Each line containing the word "Prior" must be collected.

--- BEGIN ---

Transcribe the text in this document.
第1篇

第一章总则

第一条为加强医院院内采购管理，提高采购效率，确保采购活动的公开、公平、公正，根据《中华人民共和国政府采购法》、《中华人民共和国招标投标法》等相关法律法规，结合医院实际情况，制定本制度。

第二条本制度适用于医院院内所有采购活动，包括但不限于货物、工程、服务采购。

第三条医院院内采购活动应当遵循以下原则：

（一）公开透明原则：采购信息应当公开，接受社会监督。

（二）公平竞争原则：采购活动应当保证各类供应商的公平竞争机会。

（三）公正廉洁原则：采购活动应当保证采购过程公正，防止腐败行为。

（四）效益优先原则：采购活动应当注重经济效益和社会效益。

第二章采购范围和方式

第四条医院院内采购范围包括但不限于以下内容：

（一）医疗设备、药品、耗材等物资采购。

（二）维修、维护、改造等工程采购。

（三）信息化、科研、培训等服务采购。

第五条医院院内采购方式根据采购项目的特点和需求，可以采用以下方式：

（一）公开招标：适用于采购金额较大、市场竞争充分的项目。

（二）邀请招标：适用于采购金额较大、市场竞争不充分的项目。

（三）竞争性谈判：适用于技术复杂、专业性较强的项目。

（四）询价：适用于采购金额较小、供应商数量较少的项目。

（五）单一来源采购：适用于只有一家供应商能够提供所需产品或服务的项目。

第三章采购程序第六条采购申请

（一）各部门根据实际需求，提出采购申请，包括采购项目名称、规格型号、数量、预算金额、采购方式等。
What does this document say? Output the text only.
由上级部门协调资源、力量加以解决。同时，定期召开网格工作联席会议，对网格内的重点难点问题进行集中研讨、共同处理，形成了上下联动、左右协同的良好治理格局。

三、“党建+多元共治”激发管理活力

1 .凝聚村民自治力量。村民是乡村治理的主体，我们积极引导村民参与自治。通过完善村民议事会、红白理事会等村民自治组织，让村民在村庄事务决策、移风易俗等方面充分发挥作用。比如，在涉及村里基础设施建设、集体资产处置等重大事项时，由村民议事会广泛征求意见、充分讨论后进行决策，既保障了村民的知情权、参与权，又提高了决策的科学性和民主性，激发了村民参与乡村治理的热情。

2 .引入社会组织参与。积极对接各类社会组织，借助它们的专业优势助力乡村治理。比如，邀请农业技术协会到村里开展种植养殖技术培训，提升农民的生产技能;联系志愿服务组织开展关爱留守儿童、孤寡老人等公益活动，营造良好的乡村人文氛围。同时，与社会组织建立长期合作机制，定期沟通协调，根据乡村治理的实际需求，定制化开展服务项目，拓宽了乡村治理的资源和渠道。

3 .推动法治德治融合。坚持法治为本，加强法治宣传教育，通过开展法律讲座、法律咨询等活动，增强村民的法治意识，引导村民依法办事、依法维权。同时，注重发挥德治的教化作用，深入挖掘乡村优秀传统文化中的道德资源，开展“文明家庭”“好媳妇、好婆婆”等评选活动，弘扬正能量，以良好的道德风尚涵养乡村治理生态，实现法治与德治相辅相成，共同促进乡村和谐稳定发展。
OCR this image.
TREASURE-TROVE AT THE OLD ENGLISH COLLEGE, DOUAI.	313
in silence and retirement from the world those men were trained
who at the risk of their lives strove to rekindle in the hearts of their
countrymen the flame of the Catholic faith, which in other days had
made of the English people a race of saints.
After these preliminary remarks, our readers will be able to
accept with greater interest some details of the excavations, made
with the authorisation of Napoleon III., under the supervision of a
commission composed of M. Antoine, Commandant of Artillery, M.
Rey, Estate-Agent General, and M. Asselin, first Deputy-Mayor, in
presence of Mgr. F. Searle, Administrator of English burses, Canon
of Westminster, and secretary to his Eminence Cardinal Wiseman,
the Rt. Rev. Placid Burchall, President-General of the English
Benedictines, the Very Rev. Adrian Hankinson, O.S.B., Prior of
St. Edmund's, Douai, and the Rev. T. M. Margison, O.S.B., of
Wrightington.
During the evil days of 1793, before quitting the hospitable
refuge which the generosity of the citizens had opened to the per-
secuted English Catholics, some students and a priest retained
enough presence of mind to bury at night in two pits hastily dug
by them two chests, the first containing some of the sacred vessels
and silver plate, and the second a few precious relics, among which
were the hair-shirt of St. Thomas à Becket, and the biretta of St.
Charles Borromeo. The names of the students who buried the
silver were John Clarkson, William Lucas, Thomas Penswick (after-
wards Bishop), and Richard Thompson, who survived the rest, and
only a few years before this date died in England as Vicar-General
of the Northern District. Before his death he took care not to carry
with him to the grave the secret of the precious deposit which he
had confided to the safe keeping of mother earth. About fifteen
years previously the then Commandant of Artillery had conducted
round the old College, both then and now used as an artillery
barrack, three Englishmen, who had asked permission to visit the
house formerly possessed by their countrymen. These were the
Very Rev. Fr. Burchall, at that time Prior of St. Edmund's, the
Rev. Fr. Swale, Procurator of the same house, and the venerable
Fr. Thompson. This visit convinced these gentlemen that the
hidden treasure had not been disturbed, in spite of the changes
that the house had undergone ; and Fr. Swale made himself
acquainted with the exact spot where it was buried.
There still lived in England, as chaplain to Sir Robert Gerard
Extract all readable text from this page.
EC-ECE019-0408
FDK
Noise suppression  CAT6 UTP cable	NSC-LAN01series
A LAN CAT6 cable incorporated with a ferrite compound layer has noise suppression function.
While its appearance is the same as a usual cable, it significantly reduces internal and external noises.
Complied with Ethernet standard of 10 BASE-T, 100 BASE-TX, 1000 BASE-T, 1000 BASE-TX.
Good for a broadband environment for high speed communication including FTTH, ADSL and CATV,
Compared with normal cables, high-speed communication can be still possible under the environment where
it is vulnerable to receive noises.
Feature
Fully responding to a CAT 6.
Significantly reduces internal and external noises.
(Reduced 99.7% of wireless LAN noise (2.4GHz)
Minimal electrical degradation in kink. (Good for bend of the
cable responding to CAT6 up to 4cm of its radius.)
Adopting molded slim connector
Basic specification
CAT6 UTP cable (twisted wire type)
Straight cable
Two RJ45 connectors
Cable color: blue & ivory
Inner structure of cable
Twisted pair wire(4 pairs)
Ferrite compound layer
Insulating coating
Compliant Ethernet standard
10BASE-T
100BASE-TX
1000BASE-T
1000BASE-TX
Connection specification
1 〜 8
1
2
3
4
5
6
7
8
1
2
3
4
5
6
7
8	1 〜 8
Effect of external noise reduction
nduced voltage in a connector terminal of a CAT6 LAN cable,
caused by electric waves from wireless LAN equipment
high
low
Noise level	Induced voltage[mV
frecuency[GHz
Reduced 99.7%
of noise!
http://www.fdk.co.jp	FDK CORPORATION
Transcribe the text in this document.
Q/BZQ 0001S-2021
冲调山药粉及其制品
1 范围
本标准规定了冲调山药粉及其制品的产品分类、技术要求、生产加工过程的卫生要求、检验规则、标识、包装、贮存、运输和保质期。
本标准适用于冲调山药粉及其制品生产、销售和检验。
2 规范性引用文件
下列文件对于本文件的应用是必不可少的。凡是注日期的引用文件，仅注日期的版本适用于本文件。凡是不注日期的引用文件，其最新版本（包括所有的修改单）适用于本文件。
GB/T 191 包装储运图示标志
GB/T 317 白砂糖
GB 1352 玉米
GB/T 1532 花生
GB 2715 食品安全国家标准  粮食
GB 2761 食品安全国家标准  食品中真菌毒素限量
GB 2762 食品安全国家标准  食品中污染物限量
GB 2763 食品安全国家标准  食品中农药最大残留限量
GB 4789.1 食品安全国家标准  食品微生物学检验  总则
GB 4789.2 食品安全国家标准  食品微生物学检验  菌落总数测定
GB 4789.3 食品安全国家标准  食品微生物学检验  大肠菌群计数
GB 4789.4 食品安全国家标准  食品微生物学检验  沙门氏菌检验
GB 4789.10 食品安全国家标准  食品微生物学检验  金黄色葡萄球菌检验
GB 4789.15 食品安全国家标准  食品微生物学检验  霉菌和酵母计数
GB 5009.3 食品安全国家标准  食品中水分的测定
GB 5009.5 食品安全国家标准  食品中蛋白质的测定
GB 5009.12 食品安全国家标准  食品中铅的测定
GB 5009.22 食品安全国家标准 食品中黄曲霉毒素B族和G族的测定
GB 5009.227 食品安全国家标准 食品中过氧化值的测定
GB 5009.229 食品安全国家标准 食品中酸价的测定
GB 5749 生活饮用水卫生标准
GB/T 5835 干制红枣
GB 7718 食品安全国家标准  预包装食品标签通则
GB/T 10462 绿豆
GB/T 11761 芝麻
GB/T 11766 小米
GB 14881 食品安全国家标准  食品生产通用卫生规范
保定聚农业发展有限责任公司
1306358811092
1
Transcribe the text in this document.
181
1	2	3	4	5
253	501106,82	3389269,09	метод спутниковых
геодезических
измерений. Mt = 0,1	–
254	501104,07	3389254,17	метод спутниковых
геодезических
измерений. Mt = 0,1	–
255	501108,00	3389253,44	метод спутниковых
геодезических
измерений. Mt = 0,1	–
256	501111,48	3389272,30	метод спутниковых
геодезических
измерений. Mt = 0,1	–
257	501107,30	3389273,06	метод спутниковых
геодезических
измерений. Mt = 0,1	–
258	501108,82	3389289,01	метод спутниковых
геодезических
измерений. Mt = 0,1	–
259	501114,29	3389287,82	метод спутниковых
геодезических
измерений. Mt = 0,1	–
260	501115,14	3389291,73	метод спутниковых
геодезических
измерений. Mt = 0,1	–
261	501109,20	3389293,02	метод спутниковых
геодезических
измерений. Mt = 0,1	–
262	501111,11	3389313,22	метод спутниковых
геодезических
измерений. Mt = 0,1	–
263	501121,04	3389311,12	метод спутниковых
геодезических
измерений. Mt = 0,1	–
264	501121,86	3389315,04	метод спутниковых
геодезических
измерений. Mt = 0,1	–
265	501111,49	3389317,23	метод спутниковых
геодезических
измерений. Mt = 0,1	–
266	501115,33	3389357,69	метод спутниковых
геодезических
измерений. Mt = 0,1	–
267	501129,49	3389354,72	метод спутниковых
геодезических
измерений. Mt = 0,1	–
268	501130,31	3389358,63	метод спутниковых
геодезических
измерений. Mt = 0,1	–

--- END ---

**Output**:
Benedictines, the Very Rev. Adrian Hankinson, O.S.B., Prior of
Very Rev. Fr. Burchall, at that time Prior of St. Edmund's, the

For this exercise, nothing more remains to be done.